* [SHORT PROBLEM] Review the material line by line. Identify and copy every line that contains the string "title".

○ ○ ○

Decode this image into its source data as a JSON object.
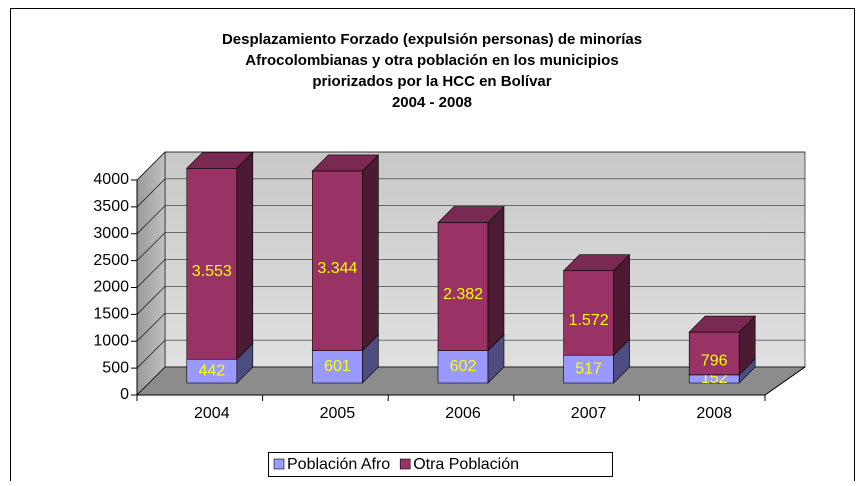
{
  "chart_data": {
    "type": "bar3d_stacked",
    "title": [
      "Desplazamiento Forzado (expulsión personas) de minorías",
      "Afrocolombianas y otra población en los municipios",
      "priorizados por la HCC en Bolívar",
      "2004 - 2008"
    ],
    "categories": [
      "2004",
      "2005",
      "2006",
      "2007",
      "2008"
    ],
    "series": [
      {
        "name": "Población Afro",
        "color": "#9999ff",
        "values": [
          442,
          601,
          602,
          517,
          152
        ],
        "value_labels": [
          "442",
          "601",
          "602",
          "517",
          "152"
        ]
      },
      {
        "name": "Otra Población",
        "color": "#993366",
        "values": [
          3553,
          3344,
          2382,
          1572,
          796
        ],
        "value_labels": [
          "3.553",
          "3.344",
          "2.382",
          "1.572",
          "796"
        ]
      }
    ],
    "ylim": [
      0,
      4000
    ],
    "yticks": [
      0,
      500,
      1000,
      1500,
      2000,
      2500,
      3000,
      3500,
      4000
    ],
    "grid": true,
    "legend": "bottom"
  }
}
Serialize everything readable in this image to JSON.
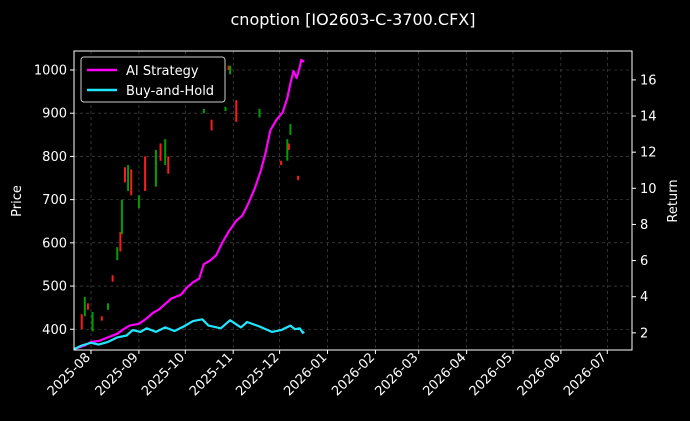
{
  "chart_data": {
    "type": "line",
    "title": "cnoption [IO2603-C-3700.CFX]",
    "ylabel_left": "Price",
    "ylabel_right": "Return",
    "x_range": [
      "2025-07-21",
      "2026-07-17"
    ],
    "x_tick_labels": [
      "2025-08",
      "2025-09",
      "2025-10",
      "2025-11",
      "2025-12",
      "2026-01",
      "2026-02",
      "2026-03",
      "2026-04",
      "2026-05",
      "2026-06",
      "2026-07"
    ],
    "x_tick_dates": [
      "2025-08-01",
      "2025-09-01",
      "2025-10-01",
      "2025-11-01",
      "2025-12-01",
      "2026-01-01",
      "2026-02-01",
      "2026-03-01",
      "2026-04-01",
      "2026-05-01",
      "2026-06-01",
      "2026-07-01"
    ],
    "y_left_range": [
      352,
      1044
    ],
    "y_left_ticks": [
      400,
      500,
      600,
      700,
      800,
      900,
      1000
    ],
    "y_right_range": [
      1.05,
      17.6
    ],
    "y_right_ticks": [
      2,
      4,
      6,
      8,
      10,
      12,
      14,
      16
    ],
    "grid": true,
    "legend_position": "top-left",
    "colors": {
      "background": "#000000",
      "up": "#00a000",
      "down": "#ff1a1a",
      "ai": "#ff00ff",
      "bh": "#22e5ff",
      "grid": "#555555"
    },
    "series": [
      {
        "name": "AI Strategy",
        "axis": "right",
        "color": "#ff00ff",
        "points": [
          [
            "2025-07-21",
            1.1
          ],
          [
            "2025-07-28",
            1.3
          ],
          [
            "2025-08-01",
            1.5
          ],
          [
            "2025-08-06",
            1.55
          ],
          [
            "2025-08-12",
            1.75
          ],
          [
            "2025-08-18",
            1.95
          ],
          [
            "2025-08-22",
            2.2
          ],
          [
            "2025-08-26",
            2.4
          ],
          [
            "2025-09-01",
            2.5
          ],
          [
            "2025-09-06",
            2.8
          ],
          [
            "2025-09-10",
            3.1
          ],
          [
            "2025-09-14",
            3.3
          ],
          [
            "2025-09-18",
            3.6
          ],
          [
            "2025-09-22",
            3.9
          ],
          [
            "2025-09-28",
            4.1
          ],
          [
            "2025-10-02",
            4.5
          ],
          [
            "2025-10-06",
            4.8
          ],
          [
            "2025-10-10",
            5.0
          ],
          [
            "2025-10-13",
            5.8
          ],
          [
            "2025-10-17",
            6.0
          ],
          [
            "2025-10-21",
            6.3
          ],
          [
            "2025-10-25",
            7.0
          ],
          [
            "2025-10-29",
            7.6
          ],
          [
            "2025-11-03",
            8.2
          ],
          [
            "2025-11-07",
            8.5
          ],
          [
            "2025-11-11",
            9.2
          ],
          [
            "2025-11-15",
            10.0
          ],
          [
            "2025-11-19",
            11.0
          ],
          [
            "2025-11-22",
            12.0
          ],
          [
            "2025-11-25",
            13.2
          ],
          [
            "2025-11-29",
            13.8
          ],
          [
            "2025-12-03",
            14.2
          ],
          [
            "2025-12-06",
            15.0
          ],
          [
            "2025-12-08",
            15.8
          ],
          [
            "2025-12-10",
            16.5
          ],
          [
            "2025-12-12",
            16.1
          ],
          [
            "2025-12-14",
            16.7
          ],
          [
            "2025-12-15",
            17.1
          ],
          [
            "2025-12-17",
            17.0
          ]
        ]
      },
      {
        "name": "Buy-and-Hold",
        "axis": "right",
        "color": "#22e5ff",
        "points": [
          [
            "2025-07-21",
            1.1
          ],
          [
            "2025-07-26",
            1.3
          ],
          [
            "2025-08-01",
            1.45
          ],
          [
            "2025-08-06",
            1.35
          ],
          [
            "2025-08-12",
            1.5
          ],
          [
            "2025-08-18",
            1.75
          ],
          [
            "2025-08-24",
            1.85
          ],
          [
            "2025-08-28",
            2.15
          ],
          [
            "2025-09-02",
            2.05
          ],
          [
            "2025-09-06",
            2.25
          ],
          [
            "2025-09-12",
            2.05
          ],
          [
            "2025-09-18",
            2.3
          ],
          [
            "2025-09-24",
            2.1
          ],
          [
            "2025-09-30",
            2.35
          ],
          [
            "2025-10-06",
            2.65
          ],
          [
            "2025-10-12",
            2.75
          ],
          [
            "2025-10-16",
            2.4
          ],
          [
            "2025-10-24",
            2.25
          ],
          [
            "2025-10-30",
            2.7
          ],
          [
            "2025-11-06",
            2.3
          ],
          [
            "2025-11-10",
            2.6
          ],
          [
            "2025-11-18",
            2.35
          ],
          [
            "2025-11-26",
            2.05
          ],
          [
            "2025-12-02",
            2.15
          ],
          [
            "2025-12-08",
            2.4
          ],
          [
            "2025-12-11",
            2.2
          ],
          [
            "2025-12-14",
            2.25
          ],
          [
            "2025-12-16",
            2.0
          ],
          [
            "2025-12-17",
            2.05
          ]
        ]
      }
    ],
    "candles": [
      [
        "2025-07-26",
        400,
        435
      ],
      [
        "2025-07-28",
        430,
        475
      ],
      [
        "2025-07-30",
        445,
        460
      ],
      [
        "2025-08-02",
        395,
        440
      ],
      [
        "2025-08-08",
        420,
        430
      ],
      [
        "2025-08-12",
        445,
        460
      ],
      [
        "2025-08-15",
        510,
        525
      ],
      [
        "2025-08-18",
        560,
        590
      ],
      [
        "2025-08-20",
        580,
        625
      ],
      [
        "2025-08-21",
        620,
        700
      ],
      [
        "2025-08-23",
        740,
        775
      ],
      [
        "2025-08-25",
        720,
        780
      ],
      [
        "2025-08-27",
        710,
        770
      ],
      [
        "2025-09-01",
        680,
        710
      ],
      [
        "2025-09-05",
        720,
        800
      ],
      [
        "2025-09-12",
        730,
        815
      ],
      [
        "2025-09-15",
        790,
        830
      ],
      [
        "2025-09-18",
        780,
        840
      ],
      [
        "2025-09-20",
        760,
        800
      ],
      [
        "2025-10-13",
        900,
        910
      ],
      [
        "2025-10-18",
        860,
        885
      ],
      [
        "2025-10-27",
        905,
        915
      ],
      [
        "2025-10-29",
        1000,
        1010
      ],
      [
        "2025-10-30",
        990,
        1010
      ],
      [
        "2025-11-03",
        880,
        930
      ],
      [
        "2025-11-18",
        890,
        910
      ],
      [
        "2025-12-02",
        780,
        790
      ],
      [
        "2025-12-06",
        790,
        840
      ],
      [
        "2025-12-07",
        815,
        830
      ],
      [
        "2025-12-08",
        850,
        875
      ],
      [
        "2025-12-13",
        745,
        755
      ]
    ]
  }
}
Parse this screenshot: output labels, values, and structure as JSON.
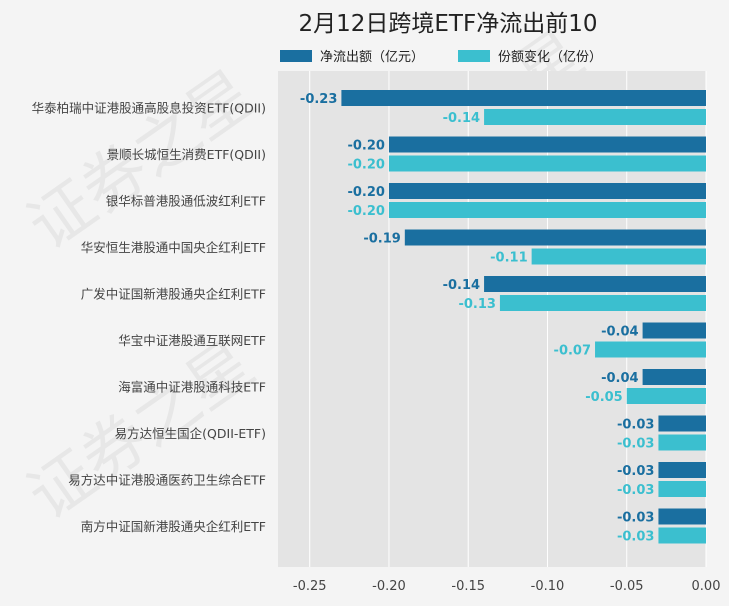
{
  "chart_data": {
    "type": "bar",
    "orientation": "horizontal",
    "title": "2月12日跨境ETF净流出前10",
    "categories": [
      "华泰柏瑞中证港股通高股息投资ETF(QDII)",
      "景顺长城恒生消费ETF(QDII)",
      "银华标普港股通低波红利ETF",
      "华安恒生港股通中国央企红利ETF",
      "广发中证国新港股通央企红利ETF",
      "华宝中证港股通互联网ETF",
      "海富通中证港股通科技ETF",
      "易方达恒生国企(QDII-ETF)",
      "易方达中证港股通医药卫生综合ETF",
      "南方中证国新港股通央企红利ETF"
    ],
    "series": [
      {
        "name": "净流出额（亿元）",
        "color": "#1a6fa0",
        "values": [
          -0.23,
          -0.2,
          -0.2,
          -0.19,
          -0.14,
          -0.04,
          -0.04,
          -0.03,
          -0.03,
          -0.03
        ],
        "labels": [
          "-0.23",
          "-0.20",
          "-0.20",
          "-0.19",
          "-0.14",
          "-0.04",
          "-0.04",
          "-0.03",
          "-0.03",
          "-0.03"
        ]
      },
      {
        "name": "份额变化（亿份）",
        "color": "#3bbfcf",
        "values": [
          -0.14,
          -0.2,
          -0.2,
          -0.11,
          -0.13,
          -0.07,
          -0.05,
          -0.03,
          -0.03,
          -0.03
        ],
        "labels": [
          "-0.14",
          "-0.20",
          "-0.20",
          "-0.11",
          "-0.13",
          "-0.07",
          "-0.05",
          "-0.03",
          "-0.03",
          "-0.03"
        ]
      }
    ],
    "xlim": [
      -0.27,
      0.0
    ],
    "xticks": [
      -0.25,
      -0.2,
      -0.15,
      -0.1,
      -0.05,
      0.0
    ],
    "xtick_labels": [
      "-0.25",
      "-0.20",
      "-0.15",
      "-0.10",
      "-0.05",
      "0.00"
    ],
    "grid": true,
    "legend_position": "top"
  },
  "watermark": {
    "text": "证券之星"
  }
}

○ ○ ○

* [RESPONSE FOR THIS EXERCISE]
    "title": [
    "title": "cnoption [IO2603-C-3700.CFX]",
    "title": "2月12日跨境ETF净流出前10",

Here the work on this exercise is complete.